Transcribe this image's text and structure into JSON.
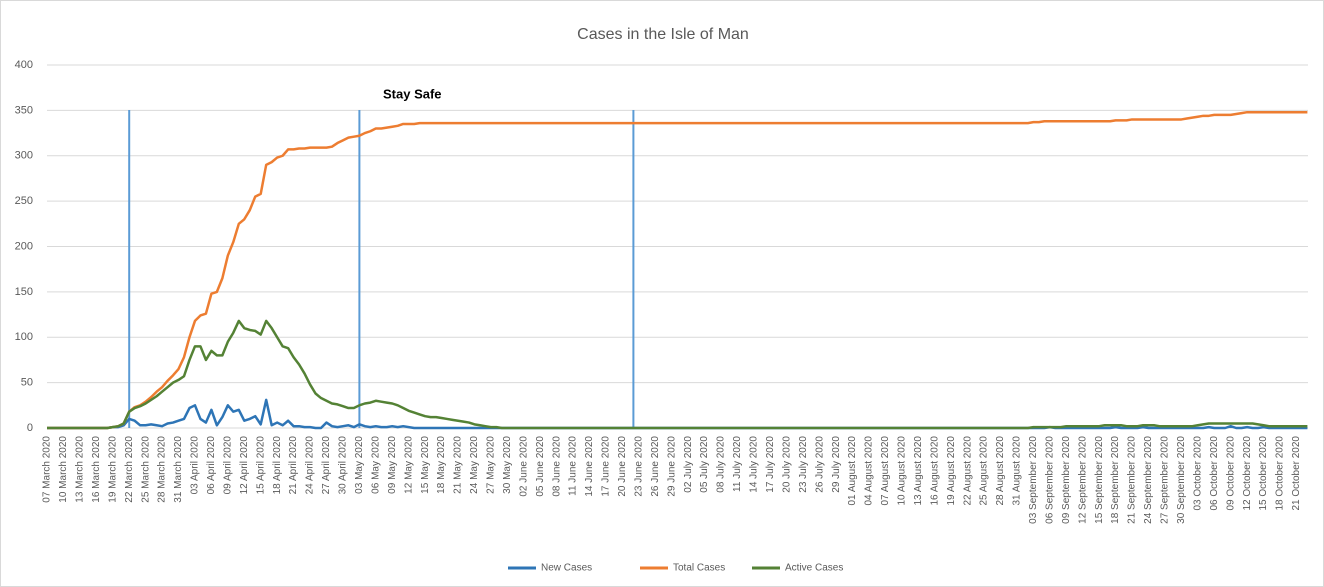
{
  "chart_data": {
    "type": "line",
    "title": "Cases in the Isle of Man",
    "annotation": "Stay Safe",
    "categories": [
      "07 March 2020",
      null,
      null,
      "10 March 2020",
      null,
      null,
      "13 March 2020",
      null,
      null,
      "16 March 2020",
      null,
      null,
      "19 March 2020",
      null,
      null,
      "22 March 2020",
      null,
      null,
      "25 March 2020",
      null,
      null,
      "28 March 2020",
      null,
      null,
      "31 March 2020",
      null,
      null,
      "03 April 2020",
      null,
      null,
      "06 April 2020",
      null,
      null,
      "09 April 2020",
      null,
      null,
      "12 April 2020",
      null,
      null,
      "15 April 2020",
      null,
      null,
      "18 April 2020",
      null,
      null,
      "21 April 2020",
      null,
      null,
      "24 April 2020",
      null,
      null,
      "27 April 2020",
      null,
      null,
      "30 April 2020",
      null,
      null,
      "03 May 2020",
      null,
      null,
      "06 May 2020",
      null,
      null,
      "09 May 2020",
      null,
      null,
      "12 May 2020",
      null,
      null,
      "15 May 2020",
      null,
      null,
      "18 May 2020",
      null,
      null,
      "21 May 2020",
      null,
      null,
      "24 May 2020",
      null,
      null,
      "27 May 2020",
      null,
      null,
      "30 May 2020",
      null,
      null,
      "02 June 2020",
      null,
      null,
      "05 June 2020",
      null,
      null,
      "08 June 2020",
      null,
      null,
      "11 June 2020",
      null,
      null,
      "14 June 2020",
      null,
      null,
      "17 June 2020",
      null,
      null,
      "20 June 2020",
      null,
      null,
      "23 June 2020",
      null,
      null,
      "26 June 2020",
      null,
      null,
      "29 June 2020",
      null,
      null,
      "02 July 2020",
      null,
      null,
      "05 July 2020",
      null,
      null,
      "08 July 2020",
      null,
      null,
      "11 July 2020",
      null,
      null,
      "14 July 2020",
      null,
      null,
      "17 July 2020",
      null,
      null,
      "20 July 2020",
      null,
      null,
      "23 July 2020",
      null,
      null,
      "26 July 2020",
      null,
      null,
      "29 July 2020",
      null,
      null,
      "01 August 2020",
      null,
      null,
      "04 August 2020",
      null,
      null,
      "07 August 2020",
      null,
      null,
      "10 August 2020",
      null,
      null,
      "13 August 2020",
      null,
      null,
      "16 August 2020",
      null,
      null,
      "19 August 2020",
      null,
      null,
      "22 August 2020",
      null,
      null,
      "25 August 2020",
      null,
      null,
      "28 August 2020",
      null,
      null,
      "31 August 2020",
      null,
      null,
      "03 September 2020",
      null,
      null,
      "06 September 2020",
      null,
      null,
      "09 September 2020",
      null,
      null,
      "12 September 2020",
      null,
      null,
      "15 September 2020",
      null,
      null,
      "18 September 2020",
      null,
      null,
      "21 September 2020",
      null,
      null,
      "24 September 2020",
      null,
      null,
      "27 September 2020",
      null,
      null,
      "30 September 2020",
      null,
      null,
      "03 October 2020",
      null,
      null,
      "06 October 2020",
      null,
      null,
      "09 October 2020",
      null,
      null,
      "12 October 2020",
      null,
      null,
      "15 October 2020",
      null,
      null,
      "18 October 2020",
      null,
      null,
      "21 October 2020",
      null,
      null
    ],
    "series": [
      {
        "name": "New Cases",
        "color": "#2e75b6",
        "values": [
          0,
          0,
          0,
          0,
          0,
          0,
          0,
          0,
          0,
          0,
          0,
          0,
          1,
          1,
          3,
          10,
          8,
          3,
          3,
          4,
          3,
          2,
          5,
          6,
          8,
          10,
          22,
          25,
          10,
          6,
          20,
          3,
          12,
          25,
          18,
          20,
          8,
          10,
          13,
          4,
          31,
          3,
          6,
          3,
          8,
          2,
          2,
          1,
          1,
          0,
          0,
          6,
          2,
          1,
          2,
          3,
          1,
          4,
          2,
          1,
          2,
          1,
          1,
          2,
          1,
          2,
          1,
          0,
          0,
          0,
          0,
          0,
          0,
          0,
          0,
          0,
          0,
          0,
          0,
          0,
          0,
          0,
          0,
          0,
          0,
          0,
          0,
          0,
          0,
          0,
          0,
          0,
          0,
          0,
          0,
          0,
          0,
          0,
          0,
          0,
          0,
          0,
          0,
          0,
          0,
          0,
          0,
          0,
          0,
          0,
          0,
          0,
          0,
          0,
          0,
          0,
          0,
          0,
          0,
          0,
          0,
          0,
          0,
          0,
          0,
          0,
          0,
          0,
          0,
          0,
          0,
          0,
          0,
          0,
          0,
          0,
          0,
          0,
          0,
          0,
          0,
          0,
          0,
          0,
          0,
          0,
          0,
          0,
          0,
          0,
          0,
          0,
          0,
          0,
          0,
          0,
          0,
          0,
          0,
          0,
          0,
          0,
          0,
          0,
          0,
          0,
          0,
          0,
          0,
          0,
          0,
          0,
          0,
          0,
          0,
          0,
          0,
          0,
          0,
          0,
          0,
          0,
          0,
          1,
          0,
          0,
          0,
          0,
          0,
          0,
          0,
          0,
          0,
          0,
          0,
          1,
          0,
          0,
          0,
          0,
          1,
          0,
          0,
          0,
          0,
          0,
          0,
          0,
          0,
          0,
          0,
          0,
          1,
          0,
          0,
          0,
          2,
          0,
          0,
          1,
          0,
          0,
          1,
          0,
          0,
          0,
          0,
          0,
          0,
          0,
          0
        ]
      },
      {
        "name": "Total Cases",
        "color": "#ed7d31",
        "values": [
          0,
          0,
          0,
          0,
          0,
          0,
          0,
          0,
          0,
          0,
          0,
          0,
          1,
          2,
          5,
          18,
          23,
          25,
          29,
          34,
          40,
          45,
          52,
          58,
          65,
          78,
          100,
          118,
          124,
          126,
          148,
          150,
          165,
          190,
          205,
          225,
          230,
          240,
          255,
          258,
          290,
          293,
          298,
          300,
          307,
          307,
          308,
          308,
          309,
          309,
          309,
          309,
          310,
          314,
          317,
          320,
          321,
          322,
          325,
          327,
          330,
          330,
          331,
          332,
          333,
          335,
          335,
          335,
          336,
          336,
          336,
          336,
          336,
          336,
          336,
          336,
          336,
          336,
          336,
          336,
          336,
          336,
          336,
          336,
          336,
          336,
          336,
          336,
          336,
          336,
          336,
          336,
          336,
          336,
          336,
          336,
          336,
          336,
          336,
          336,
          336,
          336,
          336,
          336,
          336,
          336,
          336,
          336,
          336,
          336,
          336,
          336,
          336,
          336,
          336,
          336,
          336,
          336,
          336,
          336,
          336,
          336,
          336,
          336,
          336,
          336,
          336,
          336,
          336,
          336,
          336,
          336,
          336,
          336,
          336,
          336,
          336,
          336,
          336,
          336,
          336,
          336,
          336,
          336,
          336,
          336,
          336,
          336,
          336,
          336,
          336,
          336,
          336,
          336,
          336,
          336,
          336,
          336,
          336,
          336,
          336,
          336,
          336,
          336,
          336,
          336,
          336,
          336,
          336,
          336,
          336,
          336,
          336,
          336,
          336,
          336,
          336,
          336,
          336,
          336,
          337,
          337,
          338,
          338,
          338,
          338,
          338,
          338,
          338,
          338,
          338,
          338,
          338,
          338,
          338,
          339,
          339,
          339,
          340,
          340,
          340,
          340,
          340,
          340,
          340,
          340,
          340,
          340,
          341,
          342,
          343,
          344,
          344,
          345,
          345,
          345,
          345,
          346,
          347,
          348,
          348,
          348,
          348,
          348,
          348,
          348,
          348,
          348,
          348,
          348,
          348
        ]
      },
      {
        "name": "Active Cases",
        "color": "#548235",
        "values": [
          0,
          0,
          0,
          0,
          0,
          0,
          0,
          0,
          0,
          0,
          0,
          0,
          1,
          2,
          5,
          18,
          22,
          24,
          27,
          31,
          35,
          40,
          45,
          50,
          53,
          57,
          75,
          90,
          90,
          75,
          85,
          80,
          80,
          95,
          105,
          118,
          110,
          108,
          107,
          103,
          118,
          110,
          100,
          90,
          88,
          78,
          70,
          60,
          48,
          38,
          33,
          30,
          27,
          26,
          24,
          22,
          22,
          25,
          27,
          28,
          30,
          29,
          28,
          27,
          25,
          22,
          19,
          17,
          15,
          13,
          12,
          12,
          11,
          10,
          9,
          8,
          7,
          6,
          4,
          3,
          2,
          1,
          1,
          0,
          0,
          0,
          0,
          0,
          0,
          0,
          0,
          0,
          0,
          0,
          0,
          0,
          0,
          0,
          0,
          0,
          0,
          0,
          0,
          0,
          0,
          0,
          0,
          0,
          0,
          0,
          0,
          0,
          0,
          0,
          0,
          0,
          0,
          0,
          0,
          0,
          0,
          0,
          0,
          0,
          0,
          0,
          0,
          0,
          0,
          0,
          0,
          0,
          0,
          0,
          0,
          0,
          0,
          0,
          0,
          0,
          0,
          0,
          0,
          0,
          0,
          0,
          0,
          0,
          0,
          0,
          0,
          0,
          0,
          0,
          0,
          0,
          0,
          0,
          0,
          0,
          0,
          0,
          0,
          0,
          0,
          0,
          0,
          0,
          0,
          0,
          0,
          0,
          0,
          0,
          0,
          0,
          0,
          0,
          0,
          0,
          1,
          1,
          1,
          1,
          1,
          1,
          2,
          2,
          2,
          2,
          2,
          2,
          2,
          3,
          3,
          3,
          3,
          2,
          2,
          2,
          3,
          3,
          3,
          2,
          2,
          2,
          2,
          2,
          2,
          2,
          3,
          4,
          5,
          5,
          5,
          5,
          5,
          5,
          5,
          5,
          5,
          4,
          3,
          2,
          2,
          2,
          2,
          2,
          2,
          2,
          2
        ]
      }
    ],
    "ylim": [
      0,
      400
    ],
    "yticks": [
      0,
      50,
      100,
      150,
      200,
      250,
      300,
      350,
      400
    ],
    "grid": true,
    "legend": "bottom"
  }
}
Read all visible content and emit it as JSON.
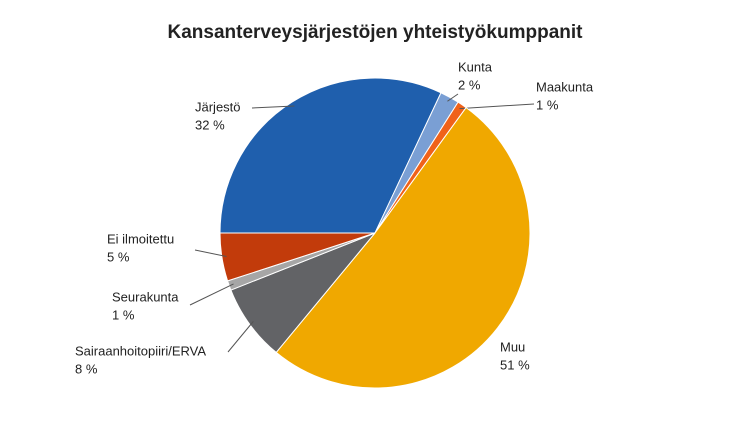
{
  "chart_data": {
    "type": "pie",
    "title": "Kansanterveysjärjestöjen yhteistyökumppanit",
    "categories": [
      "Järjestö",
      "Kunta",
      "Maakunta",
      "Muu",
      "Sairaanhoitopiiri/ERVA",
      "Seurakunta",
      "Ei ilmoitettu"
    ],
    "values": [
      32,
      2,
      1,
      51,
      8,
      1,
      5
    ],
    "value_labels": [
      "32 %",
      "2 %",
      "1 %",
      "51 %",
      "8 %",
      "1 %",
      "5 %"
    ],
    "colors": [
      "#1f5fad",
      "#7a9fd4",
      "#f0621a",
      "#f0a800",
      "#626366",
      "#a6a6a6",
      "#c23b0b"
    ]
  }
}
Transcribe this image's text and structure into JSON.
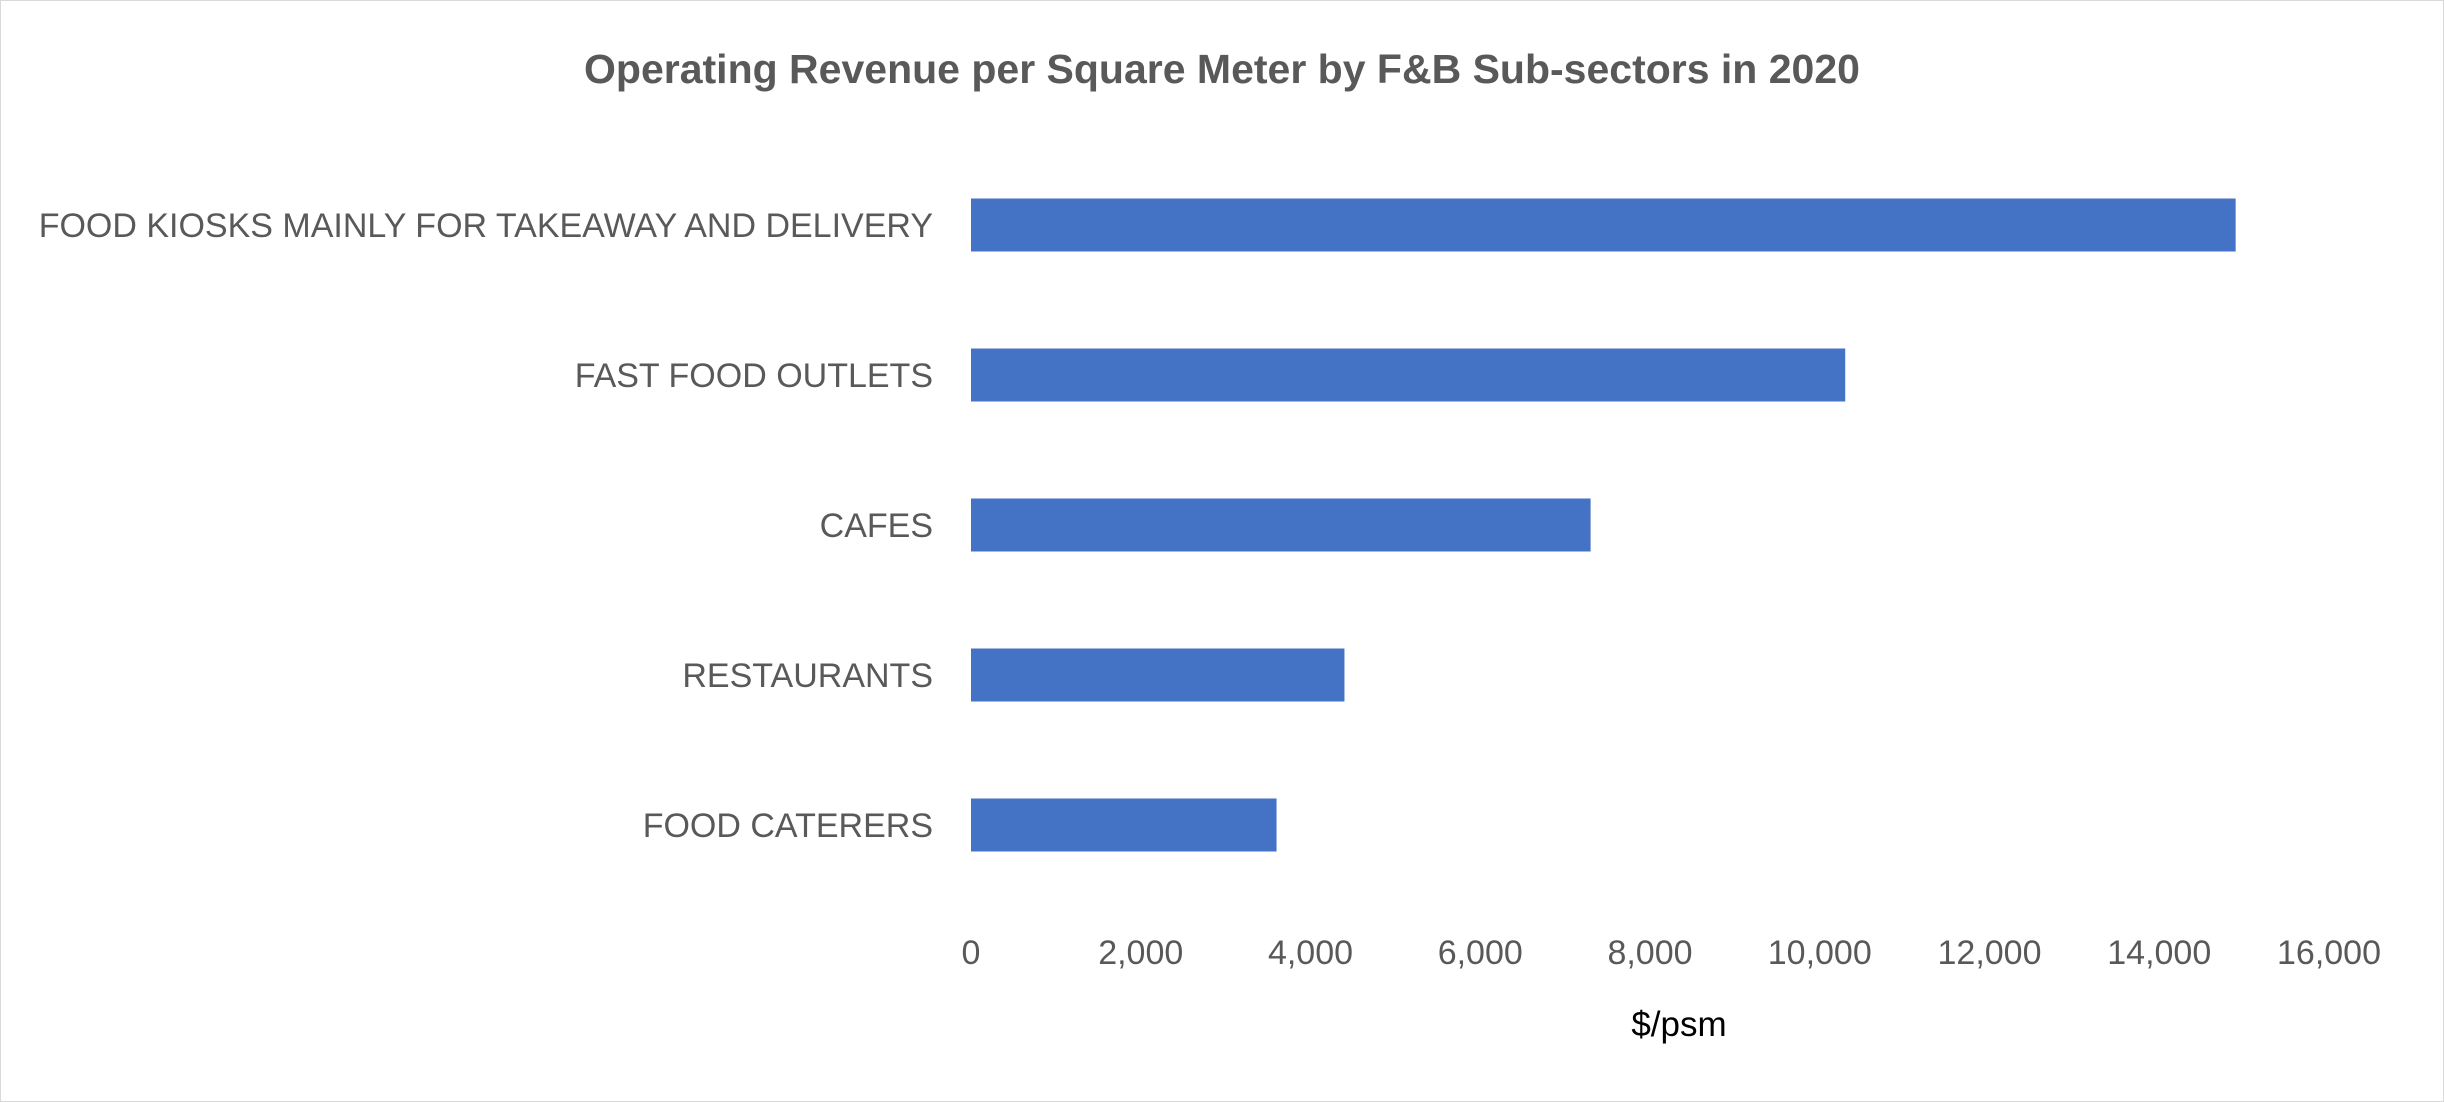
{
  "chart_data": {
    "type": "bar",
    "orientation": "horizontal",
    "title": "Operating Revenue per Square Meter by F&B Sub-sectors in 2020",
    "xlabel": "$/psm",
    "ylabel": "",
    "categories": [
      "FOOD KIOSKS MAINLY FOR TAKEAWAY AND DELIVERY",
      "FAST FOOD OUTLETS",
      "CAFES",
      "RESTAURANTS",
      "FOOD CATERERS"
    ],
    "values": [
      14900,
      10300,
      7300,
      4400,
      3600
    ],
    "xlim": [
      0,
      16000
    ],
    "xticks": [
      0,
      2000,
      4000,
      6000,
      8000,
      10000,
      12000,
      14000,
      16000
    ],
    "xtick_labels": [
      "0",
      "2,000",
      "4,000",
      "6,000",
      "8,000",
      "10,000",
      "12,000",
      "14,000",
      "16,000"
    ],
    "grid": false,
    "legend": "none",
    "colors": {
      "bar": "#4472C4",
      "text": "#595959",
      "axis_title": "#000000",
      "border": "#D9D9D9"
    }
  }
}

- Aim of the exercise -
Scan the lines above for "April", then copy every one that has it.

- Final result -
      "03 April 2020",
      "06 April 2020",
      "09 April 2020",
      "12 April 2020",
      "15 April 2020",
      "18 April 2020",
      "21 April 2020",
      "24 April 2020",
      "27 April 2020",
      "30 April 2020",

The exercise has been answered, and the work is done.